What to produce -> Can you copy out the rows below, with each "Drummer" replaced by "Trumpet Player" and nothing else changed?

Recorded data ->
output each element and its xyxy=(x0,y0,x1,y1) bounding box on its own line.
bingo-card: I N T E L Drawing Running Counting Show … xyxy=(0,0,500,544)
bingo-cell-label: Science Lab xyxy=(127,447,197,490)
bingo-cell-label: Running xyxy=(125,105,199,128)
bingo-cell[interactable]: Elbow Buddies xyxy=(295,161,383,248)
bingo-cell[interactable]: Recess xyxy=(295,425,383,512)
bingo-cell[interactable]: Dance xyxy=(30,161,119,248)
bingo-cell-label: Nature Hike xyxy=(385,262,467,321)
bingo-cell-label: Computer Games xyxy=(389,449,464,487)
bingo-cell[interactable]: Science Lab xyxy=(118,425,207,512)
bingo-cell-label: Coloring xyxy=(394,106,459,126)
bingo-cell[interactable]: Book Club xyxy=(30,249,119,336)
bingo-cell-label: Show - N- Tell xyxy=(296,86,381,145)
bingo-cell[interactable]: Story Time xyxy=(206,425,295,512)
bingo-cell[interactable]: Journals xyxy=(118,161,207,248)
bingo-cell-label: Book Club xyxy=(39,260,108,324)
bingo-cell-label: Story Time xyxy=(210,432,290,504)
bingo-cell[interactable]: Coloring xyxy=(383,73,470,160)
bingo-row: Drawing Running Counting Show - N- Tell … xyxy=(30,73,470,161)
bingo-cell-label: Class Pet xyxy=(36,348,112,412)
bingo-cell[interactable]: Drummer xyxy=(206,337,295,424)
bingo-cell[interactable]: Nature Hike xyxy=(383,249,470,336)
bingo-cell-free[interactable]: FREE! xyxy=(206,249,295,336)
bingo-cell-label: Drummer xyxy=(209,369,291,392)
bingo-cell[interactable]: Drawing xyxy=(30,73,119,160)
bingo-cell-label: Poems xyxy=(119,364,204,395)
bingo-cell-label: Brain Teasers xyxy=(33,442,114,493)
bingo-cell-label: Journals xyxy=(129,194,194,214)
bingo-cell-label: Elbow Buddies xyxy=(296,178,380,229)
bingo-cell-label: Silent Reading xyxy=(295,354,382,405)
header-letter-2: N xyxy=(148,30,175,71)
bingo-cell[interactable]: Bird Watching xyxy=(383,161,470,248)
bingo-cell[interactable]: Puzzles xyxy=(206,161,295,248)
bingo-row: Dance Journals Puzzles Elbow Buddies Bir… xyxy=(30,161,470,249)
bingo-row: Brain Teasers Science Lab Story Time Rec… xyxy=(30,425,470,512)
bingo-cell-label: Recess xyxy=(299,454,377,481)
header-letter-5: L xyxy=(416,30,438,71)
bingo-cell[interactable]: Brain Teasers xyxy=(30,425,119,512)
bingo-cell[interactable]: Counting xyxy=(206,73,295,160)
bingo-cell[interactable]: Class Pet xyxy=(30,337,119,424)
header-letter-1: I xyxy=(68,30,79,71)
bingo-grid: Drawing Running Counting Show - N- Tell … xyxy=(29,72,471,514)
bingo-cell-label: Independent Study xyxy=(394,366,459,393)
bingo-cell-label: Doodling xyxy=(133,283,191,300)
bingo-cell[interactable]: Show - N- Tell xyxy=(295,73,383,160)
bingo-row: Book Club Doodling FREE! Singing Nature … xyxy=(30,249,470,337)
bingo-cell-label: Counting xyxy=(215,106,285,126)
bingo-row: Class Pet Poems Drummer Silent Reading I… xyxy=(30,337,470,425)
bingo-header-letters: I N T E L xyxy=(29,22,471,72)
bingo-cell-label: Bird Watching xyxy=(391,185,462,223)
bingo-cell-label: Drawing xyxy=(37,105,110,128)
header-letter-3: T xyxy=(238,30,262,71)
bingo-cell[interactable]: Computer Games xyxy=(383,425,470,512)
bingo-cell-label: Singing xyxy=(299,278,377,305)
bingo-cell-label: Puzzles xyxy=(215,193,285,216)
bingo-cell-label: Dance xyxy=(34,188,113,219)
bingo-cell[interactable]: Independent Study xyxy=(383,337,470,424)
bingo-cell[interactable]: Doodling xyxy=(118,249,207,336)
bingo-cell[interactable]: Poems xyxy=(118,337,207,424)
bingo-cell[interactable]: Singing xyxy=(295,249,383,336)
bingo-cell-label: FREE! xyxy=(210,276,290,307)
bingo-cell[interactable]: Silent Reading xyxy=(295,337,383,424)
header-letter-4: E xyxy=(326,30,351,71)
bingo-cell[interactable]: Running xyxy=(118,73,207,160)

Full output ->
output each element and its xyxy=(x0,y0,x1,y1) bounding box on its own line.
bingo-card: I N T E L Drawing Running Counting Show … xyxy=(0,0,500,544)
bingo-cell-label: Science Lab xyxy=(127,447,197,490)
bingo-cell-label: Running xyxy=(125,105,199,128)
bingo-cell[interactable]: Elbow Buddies xyxy=(295,161,383,248)
bingo-cell[interactable]: Recess xyxy=(295,425,383,512)
bingo-cell[interactable]: Dance xyxy=(30,161,119,248)
bingo-cell-label: Nature Hike xyxy=(385,262,467,321)
bingo-cell-label: Computer Games xyxy=(389,449,464,487)
bingo-cell[interactable]: Science Lab xyxy=(118,425,207,512)
bingo-cell-label: Coloring xyxy=(394,106,459,126)
bingo-cell[interactable]: Book Club xyxy=(30,249,119,336)
bingo-cell-label: Show - N- Tell xyxy=(296,86,381,145)
bingo-cell[interactable]: Story Time xyxy=(206,425,295,512)
bingo-cell[interactable]: Journals xyxy=(118,161,207,248)
bingo-cell-label: Book Club xyxy=(39,260,108,324)
bingo-cell-label: Story Time xyxy=(210,432,290,504)
bingo-cell[interactable]: Coloring xyxy=(383,73,470,160)
bingo-row: Drawing Running Counting Show - N- Tell … xyxy=(30,73,470,161)
bingo-cell-label: Class Pet xyxy=(36,348,112,412)
bingo-cell[interactable]: Trumpet Player xyxy=(206,337,295,424)
bingo-cell[interactable]: Nature Hike xyxy=(383,249,470,336)
bingo-cell-free[interactable]: FREE! xyxy=(206,249,295,336)
bingo-cell-label: Trumpet Player xyxy=(209,369,291,392)
bingo-cell[interactable]: Drawing xyxy=(30,73,119,160)
bingo-cell-label: Poems xyxy=(119,364,204,395)
bingo-cell-label: Brain Teasers xyxy=(33,442,114,493)
bingo-cell-label: Journals xyxy=(129,194,194,214)
bingo-cell-label: Elbow Buddies xyxy=(296,178,380,229)
bingo-cell-label: Silent Reading xyxy=(295,354,382,405)
header-letter-2: N xyxy=(148,30,175,71)
bingo-cell[interactable]: Bird Watching xyxy=(383,161,470,248)
bingo-cell[interactable]: Puzzles xyxy=(206,161,295,248)
bingo-row: Dance Journals Puzzles Elbow Buddies Bir… xyxy=(30,161,470,249)
bingo-row: Brain Teasers Science Lab Story Time Rec… xyxy=(30,425,470,512)
bingo-cell-label: Recess xyxy=(299,454,377,481)
header-letter-5: L xyxy=(416,30,438,71)
bingo-cell[interactable]: Brain Teasers xyxy=(30,425,119,512)
bingo-cell[interactable]: Counting xyxy=(206,73,295,160)
bingo-cell[interactable]: Class Pet xyxy=(30,337,119,424)
header-letter-1: I xyxy=(68,30,79,71)
bingo-grid: Drawing Running Counting Show - N- Tell … xyxy=(29,72,471,514)
bingo-cell-label: Independent Study xyxy=(394,366,459,393)
bingo-cell-label: Doodling xyxy=(133,283,191,300)
bingo-cell[interactable]: Show - N- Tell xyxy=(295,73,383,160)
bingo-row: Book Club Doodling FREE! Singing Nature … xyxy=(30,249,470,337)
bingo-cell-label: Counting xyxy=(215,106,285,126)
bingo-row: Class Pet Poems Trumpet Player Silent Reading I… xyxy=(30,337,470,425)
bingo-header-letters: I N T E L xyxy=(29,22,471,72)
bingo-cell-label: Bird Watching xyxy=(391,185,462,223)
bingo-cell-label: Drawing xyxy=(37,105,110,128)
header-letter-3: T xyxy=(238,30,262,71)
bingo-cell[interactable]: Computer Games xyxy=(383,425,470,512)
bingo-cell-label: Singing xyxy=(299,278,377,305)
bingo-cell-label: Puzzles xyxy=(215,193,285,216)
bingo-cell-label: Dance xyxy=(34,188,113,219)
bingo-cell[interactable]: Independent Study xyxy=(383,337,470,424)
bingo-cell[interactable]: Doodling xyxy=(118,249,207,336)
bingo-cell[interactable]: Poems xyxy=(118,337,207,424)
bingo-cell[interactable]: Singing xyxy=(295,249,383,336)
bingo-cell-label: FREE! xyxy=(210,276,290,307)
bingo-cell[interactable]: Silent Reading xyxy=(295,337,383,424)
header-letter-4: E xyxy=(326,30,351,71)
bingo-cell[interactable]: Running xyxy=(118,73,207,160)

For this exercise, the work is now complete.